Stored items:
######

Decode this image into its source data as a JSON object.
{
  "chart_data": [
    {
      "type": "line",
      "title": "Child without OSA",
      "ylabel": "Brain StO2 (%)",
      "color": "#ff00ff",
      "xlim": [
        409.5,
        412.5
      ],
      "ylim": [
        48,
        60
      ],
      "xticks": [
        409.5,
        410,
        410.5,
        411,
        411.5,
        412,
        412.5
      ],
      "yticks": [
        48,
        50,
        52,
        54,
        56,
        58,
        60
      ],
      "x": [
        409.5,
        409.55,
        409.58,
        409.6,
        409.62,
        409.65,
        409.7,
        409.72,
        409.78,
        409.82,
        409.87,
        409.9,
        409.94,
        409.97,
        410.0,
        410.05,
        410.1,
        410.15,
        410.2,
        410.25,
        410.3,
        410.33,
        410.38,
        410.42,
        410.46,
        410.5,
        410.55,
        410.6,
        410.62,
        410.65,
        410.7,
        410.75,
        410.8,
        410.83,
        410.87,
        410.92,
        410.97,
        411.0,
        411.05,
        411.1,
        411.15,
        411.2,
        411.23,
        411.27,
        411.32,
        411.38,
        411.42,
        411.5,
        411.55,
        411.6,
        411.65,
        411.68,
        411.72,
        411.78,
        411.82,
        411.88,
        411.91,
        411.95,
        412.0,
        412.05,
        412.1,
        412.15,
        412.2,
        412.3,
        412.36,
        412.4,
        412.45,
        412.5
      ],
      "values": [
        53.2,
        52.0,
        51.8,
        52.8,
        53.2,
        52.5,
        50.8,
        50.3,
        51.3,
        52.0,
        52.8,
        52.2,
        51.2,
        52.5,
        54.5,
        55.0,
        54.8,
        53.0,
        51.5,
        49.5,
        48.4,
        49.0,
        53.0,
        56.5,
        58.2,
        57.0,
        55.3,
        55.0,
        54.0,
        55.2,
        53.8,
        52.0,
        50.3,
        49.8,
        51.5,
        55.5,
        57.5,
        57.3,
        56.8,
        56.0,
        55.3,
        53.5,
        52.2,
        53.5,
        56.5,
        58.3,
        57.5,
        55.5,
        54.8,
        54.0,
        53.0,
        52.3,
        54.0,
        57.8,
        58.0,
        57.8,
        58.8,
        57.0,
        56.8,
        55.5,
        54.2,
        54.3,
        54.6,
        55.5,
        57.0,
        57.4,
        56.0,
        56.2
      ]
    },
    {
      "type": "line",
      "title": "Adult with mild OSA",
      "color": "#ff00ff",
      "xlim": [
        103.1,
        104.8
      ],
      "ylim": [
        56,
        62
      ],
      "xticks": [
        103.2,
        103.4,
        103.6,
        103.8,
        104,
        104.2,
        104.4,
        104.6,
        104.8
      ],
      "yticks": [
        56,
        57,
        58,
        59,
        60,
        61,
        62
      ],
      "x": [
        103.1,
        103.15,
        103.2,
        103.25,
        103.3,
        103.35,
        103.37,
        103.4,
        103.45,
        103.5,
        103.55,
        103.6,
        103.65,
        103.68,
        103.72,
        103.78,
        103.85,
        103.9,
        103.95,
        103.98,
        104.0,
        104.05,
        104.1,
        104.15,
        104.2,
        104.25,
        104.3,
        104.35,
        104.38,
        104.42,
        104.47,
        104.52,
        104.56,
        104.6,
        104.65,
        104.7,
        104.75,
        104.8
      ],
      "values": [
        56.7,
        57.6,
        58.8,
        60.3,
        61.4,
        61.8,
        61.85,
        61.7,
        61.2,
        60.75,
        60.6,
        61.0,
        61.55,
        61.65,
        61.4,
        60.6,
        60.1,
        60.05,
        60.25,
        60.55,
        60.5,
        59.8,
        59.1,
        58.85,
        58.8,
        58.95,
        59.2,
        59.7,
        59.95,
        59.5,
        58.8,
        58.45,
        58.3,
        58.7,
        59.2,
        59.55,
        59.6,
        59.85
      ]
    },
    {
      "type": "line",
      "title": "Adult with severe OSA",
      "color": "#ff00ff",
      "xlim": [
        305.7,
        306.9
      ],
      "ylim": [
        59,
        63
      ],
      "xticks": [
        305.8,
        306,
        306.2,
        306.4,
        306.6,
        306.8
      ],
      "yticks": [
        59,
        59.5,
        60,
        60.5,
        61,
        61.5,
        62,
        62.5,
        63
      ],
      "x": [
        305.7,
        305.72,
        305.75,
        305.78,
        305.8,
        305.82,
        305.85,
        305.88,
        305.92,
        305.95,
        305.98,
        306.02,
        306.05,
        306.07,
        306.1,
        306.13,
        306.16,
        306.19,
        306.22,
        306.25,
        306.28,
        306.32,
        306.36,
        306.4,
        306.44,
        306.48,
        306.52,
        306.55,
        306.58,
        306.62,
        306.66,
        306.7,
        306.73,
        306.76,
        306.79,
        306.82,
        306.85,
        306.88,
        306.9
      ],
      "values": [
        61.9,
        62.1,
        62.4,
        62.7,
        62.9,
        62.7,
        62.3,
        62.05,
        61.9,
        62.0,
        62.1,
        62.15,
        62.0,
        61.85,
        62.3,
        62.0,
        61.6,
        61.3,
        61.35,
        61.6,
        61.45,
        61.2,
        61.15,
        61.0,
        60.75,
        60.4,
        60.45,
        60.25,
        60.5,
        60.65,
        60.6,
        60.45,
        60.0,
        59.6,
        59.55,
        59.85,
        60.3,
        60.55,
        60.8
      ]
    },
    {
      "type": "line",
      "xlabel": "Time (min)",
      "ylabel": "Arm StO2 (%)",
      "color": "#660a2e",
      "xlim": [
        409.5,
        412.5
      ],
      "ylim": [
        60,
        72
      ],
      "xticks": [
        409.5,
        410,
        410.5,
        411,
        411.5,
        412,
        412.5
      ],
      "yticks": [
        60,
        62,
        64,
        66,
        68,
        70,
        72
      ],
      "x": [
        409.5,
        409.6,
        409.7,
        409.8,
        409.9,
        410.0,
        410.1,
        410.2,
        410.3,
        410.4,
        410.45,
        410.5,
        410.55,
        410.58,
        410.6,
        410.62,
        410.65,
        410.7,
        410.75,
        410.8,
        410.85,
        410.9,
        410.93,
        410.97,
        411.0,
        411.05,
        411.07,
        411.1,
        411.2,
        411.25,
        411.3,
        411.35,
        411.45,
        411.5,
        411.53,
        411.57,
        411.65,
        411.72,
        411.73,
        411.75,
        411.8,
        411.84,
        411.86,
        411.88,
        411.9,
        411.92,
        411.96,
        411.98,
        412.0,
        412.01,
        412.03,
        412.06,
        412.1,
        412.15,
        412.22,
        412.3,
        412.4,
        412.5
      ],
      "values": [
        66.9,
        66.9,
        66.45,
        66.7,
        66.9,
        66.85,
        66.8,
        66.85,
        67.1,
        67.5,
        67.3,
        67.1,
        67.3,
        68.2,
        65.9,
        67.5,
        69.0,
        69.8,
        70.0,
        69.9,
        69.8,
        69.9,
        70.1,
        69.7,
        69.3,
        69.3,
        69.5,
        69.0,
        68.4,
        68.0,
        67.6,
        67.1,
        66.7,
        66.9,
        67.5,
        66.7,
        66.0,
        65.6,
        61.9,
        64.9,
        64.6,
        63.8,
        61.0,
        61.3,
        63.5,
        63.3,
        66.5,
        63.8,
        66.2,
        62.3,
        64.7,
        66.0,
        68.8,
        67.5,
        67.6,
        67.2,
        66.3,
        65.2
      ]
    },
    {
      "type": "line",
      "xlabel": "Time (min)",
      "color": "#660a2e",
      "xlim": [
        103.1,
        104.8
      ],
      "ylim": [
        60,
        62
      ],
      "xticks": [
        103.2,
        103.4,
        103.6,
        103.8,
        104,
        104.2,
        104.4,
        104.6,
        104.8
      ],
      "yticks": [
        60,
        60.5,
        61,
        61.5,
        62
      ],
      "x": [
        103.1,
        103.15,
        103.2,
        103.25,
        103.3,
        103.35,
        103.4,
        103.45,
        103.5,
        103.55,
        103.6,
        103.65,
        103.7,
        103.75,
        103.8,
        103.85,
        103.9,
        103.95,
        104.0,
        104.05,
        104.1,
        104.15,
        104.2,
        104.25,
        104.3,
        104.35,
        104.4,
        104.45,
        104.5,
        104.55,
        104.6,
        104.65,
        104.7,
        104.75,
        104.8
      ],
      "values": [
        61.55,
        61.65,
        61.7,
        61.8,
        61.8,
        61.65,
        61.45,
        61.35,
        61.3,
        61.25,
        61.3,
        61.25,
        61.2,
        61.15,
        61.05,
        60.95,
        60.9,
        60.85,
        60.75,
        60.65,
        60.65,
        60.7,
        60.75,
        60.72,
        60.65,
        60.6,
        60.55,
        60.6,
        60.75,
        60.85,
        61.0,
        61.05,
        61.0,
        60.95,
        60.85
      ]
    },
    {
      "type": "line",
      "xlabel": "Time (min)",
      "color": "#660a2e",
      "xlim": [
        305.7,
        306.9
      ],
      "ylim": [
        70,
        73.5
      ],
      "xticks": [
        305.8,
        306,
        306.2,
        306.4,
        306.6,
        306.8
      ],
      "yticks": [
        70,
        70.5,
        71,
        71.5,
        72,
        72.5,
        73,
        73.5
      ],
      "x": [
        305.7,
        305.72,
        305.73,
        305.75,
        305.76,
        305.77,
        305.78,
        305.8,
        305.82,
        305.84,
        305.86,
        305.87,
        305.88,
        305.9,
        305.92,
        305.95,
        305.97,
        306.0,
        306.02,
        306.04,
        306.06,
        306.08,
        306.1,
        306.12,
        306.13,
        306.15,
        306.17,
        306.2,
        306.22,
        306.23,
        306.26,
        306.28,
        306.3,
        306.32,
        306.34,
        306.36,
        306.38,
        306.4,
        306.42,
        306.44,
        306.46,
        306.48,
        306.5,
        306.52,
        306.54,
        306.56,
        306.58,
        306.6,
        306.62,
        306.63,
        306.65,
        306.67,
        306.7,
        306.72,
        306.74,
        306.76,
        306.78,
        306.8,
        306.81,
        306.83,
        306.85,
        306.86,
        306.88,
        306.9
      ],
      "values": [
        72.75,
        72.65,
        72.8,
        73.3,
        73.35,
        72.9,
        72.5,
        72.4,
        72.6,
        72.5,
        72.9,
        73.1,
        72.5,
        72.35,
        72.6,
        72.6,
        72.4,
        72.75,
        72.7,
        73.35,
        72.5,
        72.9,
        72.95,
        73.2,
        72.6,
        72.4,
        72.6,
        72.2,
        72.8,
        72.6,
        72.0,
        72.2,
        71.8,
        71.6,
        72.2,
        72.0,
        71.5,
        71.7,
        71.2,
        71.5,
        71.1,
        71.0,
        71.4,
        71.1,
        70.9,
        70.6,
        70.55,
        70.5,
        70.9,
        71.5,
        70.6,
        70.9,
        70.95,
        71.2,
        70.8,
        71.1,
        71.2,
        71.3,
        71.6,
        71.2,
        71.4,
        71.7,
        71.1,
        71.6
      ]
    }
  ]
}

######

— YOUR OBJECTIVE —
Identify each line containing the string "Adult" and copy it out.

— SOLUTION TO THE PROBLEM —
      "title": "Adult with mild OSA",
      "title": "Adult with severe OSA",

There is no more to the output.